> _EXERCISE TASK_
Look through the data below. Pick out the lines holding the string "right".

> _DATA LINES_

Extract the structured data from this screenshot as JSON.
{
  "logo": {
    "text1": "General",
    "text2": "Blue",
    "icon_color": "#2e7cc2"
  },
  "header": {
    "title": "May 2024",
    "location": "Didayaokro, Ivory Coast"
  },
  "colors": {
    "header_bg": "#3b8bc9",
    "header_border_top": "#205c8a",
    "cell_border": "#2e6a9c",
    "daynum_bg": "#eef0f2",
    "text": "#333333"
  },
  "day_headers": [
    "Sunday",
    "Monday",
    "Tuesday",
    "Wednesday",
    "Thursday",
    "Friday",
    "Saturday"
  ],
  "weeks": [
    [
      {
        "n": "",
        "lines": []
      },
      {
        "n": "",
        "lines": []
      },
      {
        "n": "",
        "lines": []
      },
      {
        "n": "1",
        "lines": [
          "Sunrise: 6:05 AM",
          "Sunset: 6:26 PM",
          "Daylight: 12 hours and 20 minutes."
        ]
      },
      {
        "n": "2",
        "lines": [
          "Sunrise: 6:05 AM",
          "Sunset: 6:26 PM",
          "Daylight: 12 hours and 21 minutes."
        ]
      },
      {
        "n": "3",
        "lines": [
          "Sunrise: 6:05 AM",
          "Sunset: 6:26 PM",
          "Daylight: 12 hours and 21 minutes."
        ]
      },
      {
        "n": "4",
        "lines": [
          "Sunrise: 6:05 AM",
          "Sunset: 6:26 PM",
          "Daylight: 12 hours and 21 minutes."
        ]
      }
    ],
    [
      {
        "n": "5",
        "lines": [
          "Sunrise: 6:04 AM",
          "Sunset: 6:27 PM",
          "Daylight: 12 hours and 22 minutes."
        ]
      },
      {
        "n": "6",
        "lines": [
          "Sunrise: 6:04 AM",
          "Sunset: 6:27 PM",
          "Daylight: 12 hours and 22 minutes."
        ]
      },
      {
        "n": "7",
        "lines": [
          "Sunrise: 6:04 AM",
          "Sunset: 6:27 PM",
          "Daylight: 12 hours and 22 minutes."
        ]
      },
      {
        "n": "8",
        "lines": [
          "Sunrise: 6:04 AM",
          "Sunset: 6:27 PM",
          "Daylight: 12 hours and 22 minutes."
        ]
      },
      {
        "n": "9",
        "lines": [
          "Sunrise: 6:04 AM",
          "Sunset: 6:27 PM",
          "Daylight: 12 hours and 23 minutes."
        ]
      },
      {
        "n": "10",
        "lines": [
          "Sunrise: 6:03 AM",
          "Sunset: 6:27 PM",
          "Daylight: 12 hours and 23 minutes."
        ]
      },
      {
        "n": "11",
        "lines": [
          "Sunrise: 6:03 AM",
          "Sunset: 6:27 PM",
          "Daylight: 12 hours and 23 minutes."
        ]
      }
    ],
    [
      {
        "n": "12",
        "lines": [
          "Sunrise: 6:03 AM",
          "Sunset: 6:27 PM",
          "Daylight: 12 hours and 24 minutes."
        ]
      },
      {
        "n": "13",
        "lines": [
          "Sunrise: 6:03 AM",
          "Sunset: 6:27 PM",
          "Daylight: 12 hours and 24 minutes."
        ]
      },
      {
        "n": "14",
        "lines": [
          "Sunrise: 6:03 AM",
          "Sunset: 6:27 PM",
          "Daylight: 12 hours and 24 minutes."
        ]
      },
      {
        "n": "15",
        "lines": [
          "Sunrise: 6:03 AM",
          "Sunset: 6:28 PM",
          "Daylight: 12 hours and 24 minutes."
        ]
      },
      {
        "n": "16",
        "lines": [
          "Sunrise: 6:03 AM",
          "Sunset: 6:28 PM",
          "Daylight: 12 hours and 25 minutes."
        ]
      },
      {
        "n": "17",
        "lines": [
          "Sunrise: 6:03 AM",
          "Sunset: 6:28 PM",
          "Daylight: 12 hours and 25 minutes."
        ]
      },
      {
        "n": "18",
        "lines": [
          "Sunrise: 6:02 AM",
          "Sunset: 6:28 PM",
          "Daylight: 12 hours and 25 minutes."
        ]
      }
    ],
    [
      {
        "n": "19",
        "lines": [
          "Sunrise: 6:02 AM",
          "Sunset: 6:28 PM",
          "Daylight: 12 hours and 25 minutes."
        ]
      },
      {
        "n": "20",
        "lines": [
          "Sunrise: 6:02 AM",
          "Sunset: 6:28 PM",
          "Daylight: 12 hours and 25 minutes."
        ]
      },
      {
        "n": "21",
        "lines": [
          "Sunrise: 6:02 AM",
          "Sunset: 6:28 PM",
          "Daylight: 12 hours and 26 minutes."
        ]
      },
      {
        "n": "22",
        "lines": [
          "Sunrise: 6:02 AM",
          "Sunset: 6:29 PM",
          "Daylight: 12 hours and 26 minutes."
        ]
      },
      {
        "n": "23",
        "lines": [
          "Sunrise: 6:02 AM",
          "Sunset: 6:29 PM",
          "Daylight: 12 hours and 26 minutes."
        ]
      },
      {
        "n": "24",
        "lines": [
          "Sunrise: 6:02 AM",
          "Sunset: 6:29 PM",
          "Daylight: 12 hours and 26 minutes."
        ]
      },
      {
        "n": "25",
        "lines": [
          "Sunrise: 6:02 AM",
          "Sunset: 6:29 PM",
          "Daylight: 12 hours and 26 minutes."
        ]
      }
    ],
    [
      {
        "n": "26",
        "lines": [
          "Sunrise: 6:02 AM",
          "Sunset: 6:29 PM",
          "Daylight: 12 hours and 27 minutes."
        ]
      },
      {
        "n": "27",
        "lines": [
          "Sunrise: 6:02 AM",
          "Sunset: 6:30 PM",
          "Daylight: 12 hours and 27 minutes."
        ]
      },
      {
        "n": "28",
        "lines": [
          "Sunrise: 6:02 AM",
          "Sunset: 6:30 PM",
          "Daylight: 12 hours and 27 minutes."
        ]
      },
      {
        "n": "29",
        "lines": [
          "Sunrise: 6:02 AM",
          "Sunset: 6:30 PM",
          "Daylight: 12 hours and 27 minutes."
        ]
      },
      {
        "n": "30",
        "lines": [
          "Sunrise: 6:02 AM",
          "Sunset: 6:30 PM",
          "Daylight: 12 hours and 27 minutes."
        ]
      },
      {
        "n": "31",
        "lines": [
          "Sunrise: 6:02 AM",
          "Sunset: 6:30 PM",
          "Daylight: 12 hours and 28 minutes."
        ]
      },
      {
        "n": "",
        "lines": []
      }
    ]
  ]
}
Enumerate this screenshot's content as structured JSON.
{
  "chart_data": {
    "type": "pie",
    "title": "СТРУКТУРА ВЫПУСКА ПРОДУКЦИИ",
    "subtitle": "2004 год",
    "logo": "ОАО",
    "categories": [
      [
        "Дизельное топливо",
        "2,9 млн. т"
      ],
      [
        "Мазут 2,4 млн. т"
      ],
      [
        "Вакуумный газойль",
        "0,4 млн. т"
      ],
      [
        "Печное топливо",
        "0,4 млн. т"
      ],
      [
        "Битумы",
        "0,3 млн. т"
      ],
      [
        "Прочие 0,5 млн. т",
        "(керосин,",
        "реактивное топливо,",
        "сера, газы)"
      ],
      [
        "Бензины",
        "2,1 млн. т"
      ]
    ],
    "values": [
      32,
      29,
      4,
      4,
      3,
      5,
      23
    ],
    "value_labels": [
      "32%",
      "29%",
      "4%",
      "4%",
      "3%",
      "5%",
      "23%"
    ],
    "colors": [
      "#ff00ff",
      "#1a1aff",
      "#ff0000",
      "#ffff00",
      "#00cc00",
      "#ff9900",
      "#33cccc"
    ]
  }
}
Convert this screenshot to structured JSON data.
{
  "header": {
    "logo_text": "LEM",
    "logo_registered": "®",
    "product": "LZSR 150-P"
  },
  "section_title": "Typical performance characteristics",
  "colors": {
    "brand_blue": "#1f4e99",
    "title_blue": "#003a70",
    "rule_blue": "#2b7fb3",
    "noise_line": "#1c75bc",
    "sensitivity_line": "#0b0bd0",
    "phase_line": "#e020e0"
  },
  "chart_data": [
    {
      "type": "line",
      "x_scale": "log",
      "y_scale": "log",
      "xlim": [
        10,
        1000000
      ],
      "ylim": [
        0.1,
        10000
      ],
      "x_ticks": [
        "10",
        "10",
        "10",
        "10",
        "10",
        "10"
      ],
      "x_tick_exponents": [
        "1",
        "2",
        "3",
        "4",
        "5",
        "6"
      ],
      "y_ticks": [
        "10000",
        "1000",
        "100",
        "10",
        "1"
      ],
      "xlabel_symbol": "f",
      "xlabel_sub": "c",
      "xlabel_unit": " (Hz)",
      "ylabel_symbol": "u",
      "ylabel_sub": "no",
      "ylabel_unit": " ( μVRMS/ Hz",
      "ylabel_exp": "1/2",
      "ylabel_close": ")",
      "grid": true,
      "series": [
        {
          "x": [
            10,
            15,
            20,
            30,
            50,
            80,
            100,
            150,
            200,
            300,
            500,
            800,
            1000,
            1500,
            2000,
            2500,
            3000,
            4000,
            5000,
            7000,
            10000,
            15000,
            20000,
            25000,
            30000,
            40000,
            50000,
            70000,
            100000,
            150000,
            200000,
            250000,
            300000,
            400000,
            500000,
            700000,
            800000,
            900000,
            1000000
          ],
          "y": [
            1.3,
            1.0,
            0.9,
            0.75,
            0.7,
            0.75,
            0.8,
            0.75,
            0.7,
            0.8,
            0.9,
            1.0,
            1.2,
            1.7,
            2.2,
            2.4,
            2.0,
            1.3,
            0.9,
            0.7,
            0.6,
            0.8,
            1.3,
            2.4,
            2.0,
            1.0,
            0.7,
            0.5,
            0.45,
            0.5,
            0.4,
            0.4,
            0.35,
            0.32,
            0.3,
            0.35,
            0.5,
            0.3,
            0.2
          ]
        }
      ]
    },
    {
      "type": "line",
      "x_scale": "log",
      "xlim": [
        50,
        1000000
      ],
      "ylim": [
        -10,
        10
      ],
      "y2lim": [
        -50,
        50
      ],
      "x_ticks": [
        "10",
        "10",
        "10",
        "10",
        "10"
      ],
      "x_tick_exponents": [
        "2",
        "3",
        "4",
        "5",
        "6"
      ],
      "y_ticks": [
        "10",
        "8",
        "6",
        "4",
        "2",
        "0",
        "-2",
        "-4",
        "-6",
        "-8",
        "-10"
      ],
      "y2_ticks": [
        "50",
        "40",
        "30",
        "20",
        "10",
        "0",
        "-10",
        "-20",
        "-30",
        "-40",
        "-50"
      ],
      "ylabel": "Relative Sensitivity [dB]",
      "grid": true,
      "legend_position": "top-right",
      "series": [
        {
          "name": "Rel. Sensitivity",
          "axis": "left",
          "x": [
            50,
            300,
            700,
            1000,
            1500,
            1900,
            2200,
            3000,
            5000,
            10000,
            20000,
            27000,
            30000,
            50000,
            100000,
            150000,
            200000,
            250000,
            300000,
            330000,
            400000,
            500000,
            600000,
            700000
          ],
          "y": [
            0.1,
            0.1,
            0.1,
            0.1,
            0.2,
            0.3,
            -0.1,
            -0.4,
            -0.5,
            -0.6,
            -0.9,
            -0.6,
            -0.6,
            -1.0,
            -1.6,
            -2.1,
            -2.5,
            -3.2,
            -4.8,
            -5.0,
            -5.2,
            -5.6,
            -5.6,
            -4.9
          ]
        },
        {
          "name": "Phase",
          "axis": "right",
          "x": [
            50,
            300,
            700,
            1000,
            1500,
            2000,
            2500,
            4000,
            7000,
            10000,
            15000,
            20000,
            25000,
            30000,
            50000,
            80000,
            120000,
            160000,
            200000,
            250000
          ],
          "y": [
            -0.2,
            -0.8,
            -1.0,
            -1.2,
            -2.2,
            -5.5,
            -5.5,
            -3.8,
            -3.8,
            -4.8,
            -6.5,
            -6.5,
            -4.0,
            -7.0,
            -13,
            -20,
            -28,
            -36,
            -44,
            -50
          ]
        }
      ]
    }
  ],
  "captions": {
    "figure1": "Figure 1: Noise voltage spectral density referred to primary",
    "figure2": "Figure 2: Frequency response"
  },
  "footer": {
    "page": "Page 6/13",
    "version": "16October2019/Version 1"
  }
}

> _TASK RESPONSE_
      "legend_position": "top-right",
          "axis": "right",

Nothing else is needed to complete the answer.